* **Written task**
Beginning at the line that contains "Serialize everything readable", reproduce every line to the end of the material without changing any of them.

START Records provided

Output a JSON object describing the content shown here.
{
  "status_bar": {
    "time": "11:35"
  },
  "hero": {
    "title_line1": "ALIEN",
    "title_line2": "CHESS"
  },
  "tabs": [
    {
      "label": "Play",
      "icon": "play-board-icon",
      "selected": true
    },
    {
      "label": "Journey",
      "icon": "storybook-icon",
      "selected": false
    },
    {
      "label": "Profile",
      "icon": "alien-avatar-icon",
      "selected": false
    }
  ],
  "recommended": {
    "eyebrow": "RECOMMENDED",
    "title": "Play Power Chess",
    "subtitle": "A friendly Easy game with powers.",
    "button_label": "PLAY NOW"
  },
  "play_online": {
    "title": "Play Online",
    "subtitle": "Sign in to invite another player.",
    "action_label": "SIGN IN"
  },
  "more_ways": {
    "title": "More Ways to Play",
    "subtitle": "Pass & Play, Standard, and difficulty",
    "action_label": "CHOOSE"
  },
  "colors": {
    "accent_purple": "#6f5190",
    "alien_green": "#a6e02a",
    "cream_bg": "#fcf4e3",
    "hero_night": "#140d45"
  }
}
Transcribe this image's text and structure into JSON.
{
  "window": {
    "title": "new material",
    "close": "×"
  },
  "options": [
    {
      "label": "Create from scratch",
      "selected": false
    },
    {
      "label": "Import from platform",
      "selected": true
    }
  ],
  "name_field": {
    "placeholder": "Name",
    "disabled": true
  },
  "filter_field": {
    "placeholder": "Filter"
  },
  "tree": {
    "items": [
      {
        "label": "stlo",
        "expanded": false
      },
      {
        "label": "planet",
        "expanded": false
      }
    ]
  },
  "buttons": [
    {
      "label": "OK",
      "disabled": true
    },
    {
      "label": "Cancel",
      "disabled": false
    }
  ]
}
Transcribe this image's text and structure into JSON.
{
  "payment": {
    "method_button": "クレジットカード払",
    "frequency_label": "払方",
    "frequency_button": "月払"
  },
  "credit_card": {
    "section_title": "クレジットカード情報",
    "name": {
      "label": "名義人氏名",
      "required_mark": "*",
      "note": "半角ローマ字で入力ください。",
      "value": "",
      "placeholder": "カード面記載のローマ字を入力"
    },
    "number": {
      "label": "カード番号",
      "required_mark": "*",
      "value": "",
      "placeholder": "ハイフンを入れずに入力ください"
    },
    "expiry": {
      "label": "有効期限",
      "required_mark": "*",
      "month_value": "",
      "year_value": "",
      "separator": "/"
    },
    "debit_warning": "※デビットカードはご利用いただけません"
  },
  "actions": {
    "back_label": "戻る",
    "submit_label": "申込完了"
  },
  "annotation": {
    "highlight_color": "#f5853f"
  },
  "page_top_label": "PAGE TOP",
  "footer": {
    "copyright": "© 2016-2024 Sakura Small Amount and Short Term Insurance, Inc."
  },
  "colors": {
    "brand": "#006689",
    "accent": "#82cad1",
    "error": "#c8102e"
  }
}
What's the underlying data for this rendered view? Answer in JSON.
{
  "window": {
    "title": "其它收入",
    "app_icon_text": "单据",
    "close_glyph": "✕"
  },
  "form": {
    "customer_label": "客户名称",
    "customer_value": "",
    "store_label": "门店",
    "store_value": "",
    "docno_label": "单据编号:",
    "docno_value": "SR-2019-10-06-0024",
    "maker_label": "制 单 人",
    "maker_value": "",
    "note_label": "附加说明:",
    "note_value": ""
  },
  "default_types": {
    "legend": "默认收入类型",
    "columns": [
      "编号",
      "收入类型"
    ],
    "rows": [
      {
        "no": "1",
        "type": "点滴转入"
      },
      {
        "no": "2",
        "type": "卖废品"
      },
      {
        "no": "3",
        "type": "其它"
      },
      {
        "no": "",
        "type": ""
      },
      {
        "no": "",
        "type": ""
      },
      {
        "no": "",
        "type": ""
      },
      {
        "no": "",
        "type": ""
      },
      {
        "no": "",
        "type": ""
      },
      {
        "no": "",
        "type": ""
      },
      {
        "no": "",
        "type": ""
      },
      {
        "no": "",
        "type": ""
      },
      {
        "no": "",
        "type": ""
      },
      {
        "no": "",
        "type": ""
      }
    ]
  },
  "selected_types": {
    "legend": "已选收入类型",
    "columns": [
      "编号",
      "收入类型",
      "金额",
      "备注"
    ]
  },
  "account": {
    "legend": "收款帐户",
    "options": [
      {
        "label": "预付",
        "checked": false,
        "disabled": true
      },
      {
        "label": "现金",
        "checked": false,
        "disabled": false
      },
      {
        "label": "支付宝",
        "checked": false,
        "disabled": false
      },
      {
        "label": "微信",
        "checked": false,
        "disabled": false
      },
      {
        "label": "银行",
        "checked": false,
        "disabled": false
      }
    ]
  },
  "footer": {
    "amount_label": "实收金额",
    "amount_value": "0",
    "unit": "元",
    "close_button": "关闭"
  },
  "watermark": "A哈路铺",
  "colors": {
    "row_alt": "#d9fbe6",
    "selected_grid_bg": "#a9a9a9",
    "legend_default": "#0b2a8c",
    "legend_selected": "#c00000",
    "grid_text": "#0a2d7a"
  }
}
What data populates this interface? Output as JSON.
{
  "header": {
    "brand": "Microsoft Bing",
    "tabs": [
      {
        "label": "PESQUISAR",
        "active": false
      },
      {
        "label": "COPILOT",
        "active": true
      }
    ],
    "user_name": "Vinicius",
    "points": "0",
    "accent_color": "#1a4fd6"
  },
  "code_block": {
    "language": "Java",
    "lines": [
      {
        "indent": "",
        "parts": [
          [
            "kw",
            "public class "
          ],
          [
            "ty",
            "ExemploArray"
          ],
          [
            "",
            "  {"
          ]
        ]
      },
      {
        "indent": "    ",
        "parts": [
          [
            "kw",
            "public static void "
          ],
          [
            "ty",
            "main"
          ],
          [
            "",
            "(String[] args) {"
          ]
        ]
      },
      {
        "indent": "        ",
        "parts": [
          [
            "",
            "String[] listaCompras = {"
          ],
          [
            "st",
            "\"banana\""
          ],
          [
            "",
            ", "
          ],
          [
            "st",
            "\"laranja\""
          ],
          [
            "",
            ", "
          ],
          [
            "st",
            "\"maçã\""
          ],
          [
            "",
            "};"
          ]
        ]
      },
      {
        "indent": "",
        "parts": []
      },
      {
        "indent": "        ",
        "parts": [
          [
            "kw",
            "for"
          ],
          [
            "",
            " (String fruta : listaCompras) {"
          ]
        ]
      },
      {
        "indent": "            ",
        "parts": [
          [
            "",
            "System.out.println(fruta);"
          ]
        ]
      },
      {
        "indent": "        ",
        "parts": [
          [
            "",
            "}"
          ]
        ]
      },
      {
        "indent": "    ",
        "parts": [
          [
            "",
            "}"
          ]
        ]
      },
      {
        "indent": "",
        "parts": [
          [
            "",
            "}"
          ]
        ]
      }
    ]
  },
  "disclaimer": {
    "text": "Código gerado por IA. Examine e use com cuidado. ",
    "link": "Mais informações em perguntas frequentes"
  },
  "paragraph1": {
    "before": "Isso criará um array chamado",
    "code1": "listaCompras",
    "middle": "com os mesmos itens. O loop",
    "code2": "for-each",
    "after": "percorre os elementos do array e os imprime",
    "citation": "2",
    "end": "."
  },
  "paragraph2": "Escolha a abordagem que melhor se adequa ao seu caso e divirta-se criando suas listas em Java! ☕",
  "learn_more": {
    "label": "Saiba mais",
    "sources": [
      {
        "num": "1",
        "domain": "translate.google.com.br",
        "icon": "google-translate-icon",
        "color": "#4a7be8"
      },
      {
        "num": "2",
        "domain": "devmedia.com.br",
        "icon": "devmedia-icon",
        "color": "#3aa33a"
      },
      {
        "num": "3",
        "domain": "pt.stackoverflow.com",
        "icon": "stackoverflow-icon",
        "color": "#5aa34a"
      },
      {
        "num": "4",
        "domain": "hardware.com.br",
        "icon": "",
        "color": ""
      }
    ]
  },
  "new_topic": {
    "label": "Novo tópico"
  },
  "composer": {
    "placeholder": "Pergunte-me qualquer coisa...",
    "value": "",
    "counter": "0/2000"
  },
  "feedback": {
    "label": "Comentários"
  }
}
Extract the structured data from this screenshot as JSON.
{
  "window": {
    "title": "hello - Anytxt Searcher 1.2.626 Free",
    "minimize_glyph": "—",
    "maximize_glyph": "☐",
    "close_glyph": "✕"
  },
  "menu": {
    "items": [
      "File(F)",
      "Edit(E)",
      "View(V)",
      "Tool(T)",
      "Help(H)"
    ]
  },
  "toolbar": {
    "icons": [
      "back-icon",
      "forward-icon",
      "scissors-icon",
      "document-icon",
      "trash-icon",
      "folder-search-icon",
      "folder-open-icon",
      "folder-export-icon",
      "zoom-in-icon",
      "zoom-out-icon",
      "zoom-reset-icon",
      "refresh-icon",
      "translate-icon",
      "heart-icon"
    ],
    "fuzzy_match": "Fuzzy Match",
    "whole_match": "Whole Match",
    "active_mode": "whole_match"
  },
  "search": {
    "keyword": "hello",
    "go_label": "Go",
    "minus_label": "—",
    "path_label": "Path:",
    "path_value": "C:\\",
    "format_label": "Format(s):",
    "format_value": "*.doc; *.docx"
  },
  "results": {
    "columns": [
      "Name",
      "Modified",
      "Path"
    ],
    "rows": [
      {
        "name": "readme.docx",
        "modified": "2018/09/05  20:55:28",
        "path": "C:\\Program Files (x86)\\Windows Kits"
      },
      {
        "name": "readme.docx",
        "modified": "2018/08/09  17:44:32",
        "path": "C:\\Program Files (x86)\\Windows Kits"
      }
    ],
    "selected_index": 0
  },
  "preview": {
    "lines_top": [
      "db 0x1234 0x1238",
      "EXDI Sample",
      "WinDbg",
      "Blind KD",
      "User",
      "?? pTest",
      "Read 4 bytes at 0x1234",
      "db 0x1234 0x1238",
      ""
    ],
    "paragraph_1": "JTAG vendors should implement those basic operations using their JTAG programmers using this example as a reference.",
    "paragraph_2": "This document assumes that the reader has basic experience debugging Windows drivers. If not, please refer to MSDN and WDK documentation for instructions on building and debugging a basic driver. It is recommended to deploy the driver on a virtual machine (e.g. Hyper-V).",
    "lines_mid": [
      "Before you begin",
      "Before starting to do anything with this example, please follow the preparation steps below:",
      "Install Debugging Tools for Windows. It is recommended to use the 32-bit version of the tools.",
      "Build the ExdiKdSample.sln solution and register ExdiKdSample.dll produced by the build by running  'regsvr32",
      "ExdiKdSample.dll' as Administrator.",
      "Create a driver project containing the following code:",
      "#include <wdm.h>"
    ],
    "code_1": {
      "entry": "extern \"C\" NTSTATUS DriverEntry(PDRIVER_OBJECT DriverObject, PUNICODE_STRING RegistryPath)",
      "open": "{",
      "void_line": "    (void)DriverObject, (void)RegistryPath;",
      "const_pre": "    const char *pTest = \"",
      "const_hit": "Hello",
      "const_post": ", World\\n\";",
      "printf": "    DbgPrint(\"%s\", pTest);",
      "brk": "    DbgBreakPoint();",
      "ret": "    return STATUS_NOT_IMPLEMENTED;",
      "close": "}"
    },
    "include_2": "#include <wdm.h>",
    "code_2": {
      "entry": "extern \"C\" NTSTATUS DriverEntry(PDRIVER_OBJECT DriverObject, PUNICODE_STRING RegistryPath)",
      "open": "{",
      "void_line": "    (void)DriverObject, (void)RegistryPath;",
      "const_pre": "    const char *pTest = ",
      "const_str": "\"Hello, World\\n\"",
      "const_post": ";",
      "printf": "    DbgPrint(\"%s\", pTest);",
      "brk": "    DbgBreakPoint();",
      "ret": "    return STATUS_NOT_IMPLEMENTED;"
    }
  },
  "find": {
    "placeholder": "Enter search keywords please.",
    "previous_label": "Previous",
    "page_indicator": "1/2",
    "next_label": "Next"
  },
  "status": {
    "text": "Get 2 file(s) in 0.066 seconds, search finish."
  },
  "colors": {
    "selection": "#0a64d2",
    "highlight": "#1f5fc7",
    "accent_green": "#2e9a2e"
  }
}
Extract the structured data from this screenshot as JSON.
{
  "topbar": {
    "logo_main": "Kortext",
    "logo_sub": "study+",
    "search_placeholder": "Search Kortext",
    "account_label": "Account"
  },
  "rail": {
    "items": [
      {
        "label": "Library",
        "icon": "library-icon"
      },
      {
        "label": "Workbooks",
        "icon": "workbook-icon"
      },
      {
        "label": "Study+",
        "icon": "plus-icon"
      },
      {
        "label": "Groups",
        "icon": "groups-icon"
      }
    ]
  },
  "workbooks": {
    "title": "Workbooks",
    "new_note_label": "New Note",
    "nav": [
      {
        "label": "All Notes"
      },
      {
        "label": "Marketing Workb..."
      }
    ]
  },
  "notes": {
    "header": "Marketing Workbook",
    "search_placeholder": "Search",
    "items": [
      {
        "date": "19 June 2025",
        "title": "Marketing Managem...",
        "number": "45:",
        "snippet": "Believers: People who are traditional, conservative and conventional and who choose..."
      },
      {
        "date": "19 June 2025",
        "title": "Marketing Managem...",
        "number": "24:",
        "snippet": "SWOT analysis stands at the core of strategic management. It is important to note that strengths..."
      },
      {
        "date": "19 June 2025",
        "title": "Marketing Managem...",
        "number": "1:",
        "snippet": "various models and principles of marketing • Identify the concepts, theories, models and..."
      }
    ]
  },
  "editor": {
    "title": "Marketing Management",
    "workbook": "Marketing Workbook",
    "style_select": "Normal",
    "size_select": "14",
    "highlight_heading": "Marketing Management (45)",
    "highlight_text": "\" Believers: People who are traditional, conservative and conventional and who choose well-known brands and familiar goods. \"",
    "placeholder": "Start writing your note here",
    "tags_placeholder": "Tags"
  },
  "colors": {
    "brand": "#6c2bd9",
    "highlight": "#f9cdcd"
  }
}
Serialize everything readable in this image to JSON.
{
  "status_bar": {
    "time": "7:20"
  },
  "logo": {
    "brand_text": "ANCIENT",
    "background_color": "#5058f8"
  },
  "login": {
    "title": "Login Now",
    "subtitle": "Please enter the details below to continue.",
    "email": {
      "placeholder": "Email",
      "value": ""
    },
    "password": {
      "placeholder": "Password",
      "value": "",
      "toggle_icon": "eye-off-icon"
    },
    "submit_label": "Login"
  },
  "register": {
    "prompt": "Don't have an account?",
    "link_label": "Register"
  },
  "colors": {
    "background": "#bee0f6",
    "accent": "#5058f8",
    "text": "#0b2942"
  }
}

END Records provided

* **Response to this task**
Serialize everything readable in this image to JSON.
{
  "status_bar": {
    "time": "7:20"
  },
  "logo": {
    "brand_text": "ANCIENT",
    "background_color": "#5058f8"
  },
  "login": {
    "title": "Login Now",
    "subtitle": "Please enter the details below to continue.",
    "email": {
      "placeholder": "Email",
      "value": ""
    },
    "password": {
      "placeholder": "Password",
      "value": "",
      "toggle_icon": "eye-off-icon"
    },
    "submit_label": "Login"
  },
  "register": {
    "prompt": "Don't have an account?",
    "link_label": "Register"
  },
  "colors": {
    "background": "#bee0f6",
    "accent": "#5058f8",
    "text": "#0b2942"
  }
}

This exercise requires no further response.